++++ SUPPLIED MATERIAL

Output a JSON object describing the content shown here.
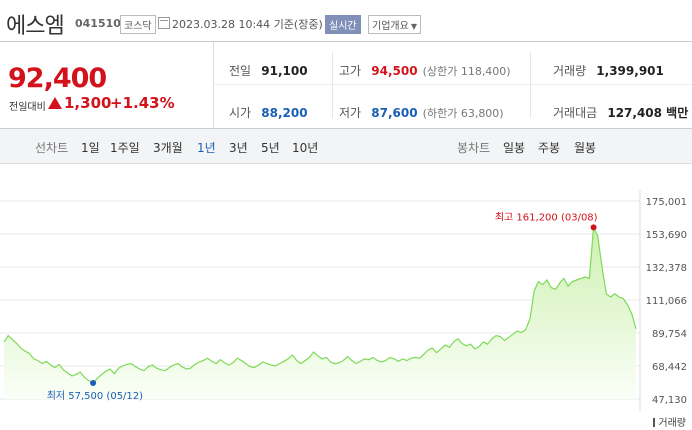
{
  "header": {
    "stock_name": "에스엠",
    "stock_code": "041510",
    "market": "코스닥",
    "timestamp": "2023.03.28 10:44",
    "basis": "기준(장중)",
    "realtime_label": "실시간",
    "company_info_label": "기업개요"
  },
  "price": {
    "current": "92,400",
    "change_label": "전일대비",
    "change": "1,300",
    "change_pct": "+1.43%"
  },
  "stats": {
    "prev_close_label": "전일",
    "prev_close": "91,100",
    "high_label": "고가",
    "high": "94,500",
    "upper_limit": "(상한가 118,400)",
    "volume_label": "거래량",
    "volume": "1,399,901",
    "open_label": "시가",
    "open": "88,200",
    "low_label": "저가",
    "low": "87,600",
    "lower_limit": "(하한가 63,800)",
    "amount_label": "거래대금",
    "amount": "127,408 백만"
  },
  "tabs": {
    "line_label": "선차트",
    "line": [
      "1일",
      "1주일",
      "3개월",
      "1년",
      "3년",
      "5년",
      "10년"
    ],
    "selected": "1년",
    "candle_label": "봉차트",
    "candle": [
      "일봉",
      "주봉",
      "월봉"
    ]
  },
  "colors": {
    "up": "#d3131b",
    "down": "#1a5fb4",
    "line": "#7ed957",
    "fill": "#e6f8d8"
  },
  "chart_data": {
    "type": "area",
    "title": "",
    "xlabel": "",
    "ylabel": "",
    "ylim": [
      47130,
      175001
    ],
    "yticks": [
      175001,
      153690,
      132378,
      111066,
      89754,
      68442,
      47130
    ],
    "ytick_labels": [
      "175,001",
      "153,690",
      "132,378",
      "111,066",
      "89,754",
      "68,442",
      "47,130"
    ],
    "grid": true,
    "max_label": "최고 161,200 (03/08)",
    "min_label": "최저 57,500 (05/12)",
    "volume_label": "거래량",
    "series": [
      {
        "values": [
          84000,
          88000,
          85500,
          83000,
          80000,
          78000,
          76500,
          73000,
          72000,
          70000,
          71500,
          69000,
          67500,
          69500,
          66000,
          64000,
          62000,
          63000,
          64500,
          61000,
          59000,
          57500,
          60500,
          63000,
          65000,
          66500,
          63500,
          67000,
          68500,
          69500,
          70000,
          68000,
          66500,
          65500,
          68000,
          69000,
          67000,
          66000,
          65500,
          67500,
          69000,
          70000,
          68000,
          66500,
          67000,
          69500,
          71000,
          72000,
          73500,
          71500,
          70000,
          72500,
          70500,
          69000,
          70500,
          73500,
          72000,
          70000,
          68000,
          67500,
          69000,
          71000,
          70000,
          69000,
          68500,
          70000,
          71500,
          73000,
          75500,
          72000,
          70000,
          72000,
          74000,
          77500,
          75000,
          73000,
          74000,
          71000,
          70000,
          70500,
          72000,
          74500,
          72000,
          70000,
          71500,
          73000,
          72500,
          74000,
          72000,
          71000,
          72000,
          74000,
          73000,
          71500,
          73000,
          72000,
          73500,
          74000,
          73500,
          76000,
          79000,
          80000,
          77000,
          79500,
          82000,
          80500,
          84000,
          86000,
          83000,
          81500,
          82500,
          79500,
          81000,
          84000,
          82500,
          86000,
          88000,
          87500,
          85000,
          87000,
          89000,
          91000,
          90000,
          92000,
          99000,
          117000,
          123000,
          121000,
          124000,
          119000,
          118000,
          122000,
          125000,
          120000,
          123000,
          124000,
          125000,
          126000,
          125000,
          158000,
          152000,
          132000,
          115000,
          113000,
          115000,
          113000,
          112000,
          108000,
          102000,
          92400
        ]
      }
    ]
  }
}
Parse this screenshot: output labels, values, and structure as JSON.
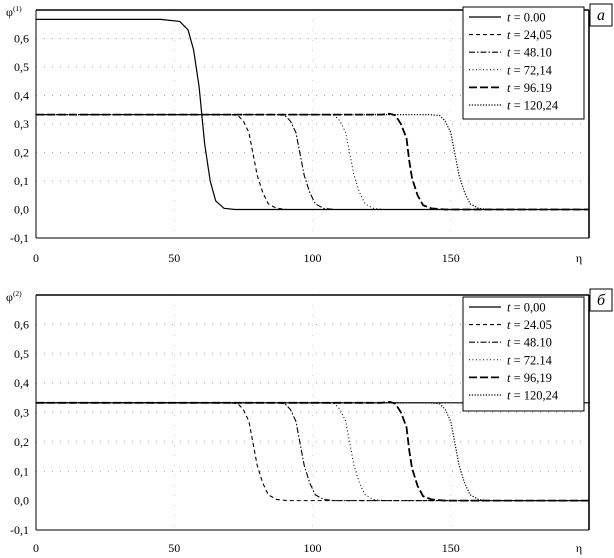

++++++++

◆ BRIEF:
Write out the entries again, exactly as given, skipping any images.

◆ EXERCISE SOLUTION:
Output a JSON object describing the content shown here.
{
  "header": {
    "stock_name": "에스엠",
    "stock_code": "041510",
    "market": "코스닥",
    "timestamp": "2023.03.28 10:44",
    "basis": "기준(장중)",
    "realtime_label": "실시간",
    "company_info_label": "기업개요"
  },
  "price": {
    "current": "92,400",
    "change_label": "전일대비",
    "change": "1,300",
    "change_pct": "+1.43%"
  },
  "stats": {
    "prev_close_label": "전일",
    "prev_close": "91,100",
    "high_label": "고가",
    "high": "94,500",
    "upper_limit": "(상한가 118,400)",
    "volume_label": "거래량",
    "volume": "1,399,901",
    "open_label": "시가",
    "open": "88,200",
    "low_label": "저가",
    "low": "87,600",
    "lower_limit": "(하한가 63,800)",
    "amount_label": "거래대금",
    "amount": "127,408 백만"
  },
  "tabs": {
    "line_label": "선차트",
    "line": [
      "1일",
      "1주일",
      "3개월",
      "1년",
      "3년",
      "5년",
      "10년"
    ],
    "selected": "1년",
    "candle_label": "봉차트",
    "candle": [
      "일봉",
      "주봉",
      "월봉"
    ]
  },
  "colors": {
    "up": "#d3131b",
    "down": "#1a5fb4",
    "line": "#7ed957",
    "fill": "#e6f8d8"
  },
  "chart_data": {
    "type": "area",
    "title": "",
    "xlabel": "",
    "ylabel": "",
    "ylim": [
      47130,
      175001
    ],
    "yticks": [
      175001,
      153690,
      132378,
      111066,
      89754,
      68442,
      47130
    ],
    "ytick_labels": [
      "175,001",
      "153,690",
      "132,378",
      "111,066",
      "89,754",
      "68,442",
      "47,130"
    ],
    "grid": true,
    "max_label": "최고 161,200 (03/08)",
    "min_label": "최저 57,500 (05/12)",
    "volume_label": "거래량",
    "series": [
      {
        "values": [
          84000,
          88000,
          85500,
          83000,
          80000,
          78000,
          76500,
          73000,
          72000,
          70000,
          71500,
          69000,
          67500,
          69500,
          66000,
          64000,
          62000,
          63000,
          64500,
          61000,
          59000,
          57500,
          60500,
          63000,
          65000,
          66500,
          63500,
          67000,
          68500,
          69500,
          70000,
          68000,
          66500,
          65500,
          68000,
          69000,
          67000,
          66000,
          65500,
          67500,
          69000,
          70000,
          68000,
          66500,
          67000,
          69500,
          71000,
          72000,
          73500,
          71500,
          70000,
          72500,
          70500,
          69000,
          70500,
          73500,
          72000,
          70000,
          68000,
          67500,
          69000,
          71000,
          70000,
          69000,
          68500,
          70000,
          71500,
          73000,
          75500,
          72000,
          70000,
          72000,
          74000,
          77500,
          75000,
          73000,
          74000,
          71000,
          70000,
          70500,
          72000,
          74500,
          72000,
          70000,
          71500,
          73000,
          72500,
          74000,
          72000,
          71000,
          72000,
          74000,
          73000,
          71500,
          73000,
          72000,
          73500,
          74000,
          73500,
          76000,
          79000,
          80000,
          77000,
          79500,
          82000,
          80500,
          84000,
          86000,
          83000,
          81500,
          82500,
          79500,
          81000,
          84000,
          82500,
          86000,
          88000,
          87500,
          85000,
          87000,
          89000,
          91000,
          90000,
          92000,
          99000,
          117000,
          123000,
          121000,
          124000,
          119000,
          118000,
          122000,
          125000,
          120000,
          123000,
          124000,
          125000,
          126000,
          125000,
          158000,
          152000,
          132000,
          115000,
          113000,
          115000,
          113000,
          112000,
          108000,
          102000,
          92400
        ]
      }
    ]
  }
}
Parse this screenshot: output labels, values, and structure as JSON.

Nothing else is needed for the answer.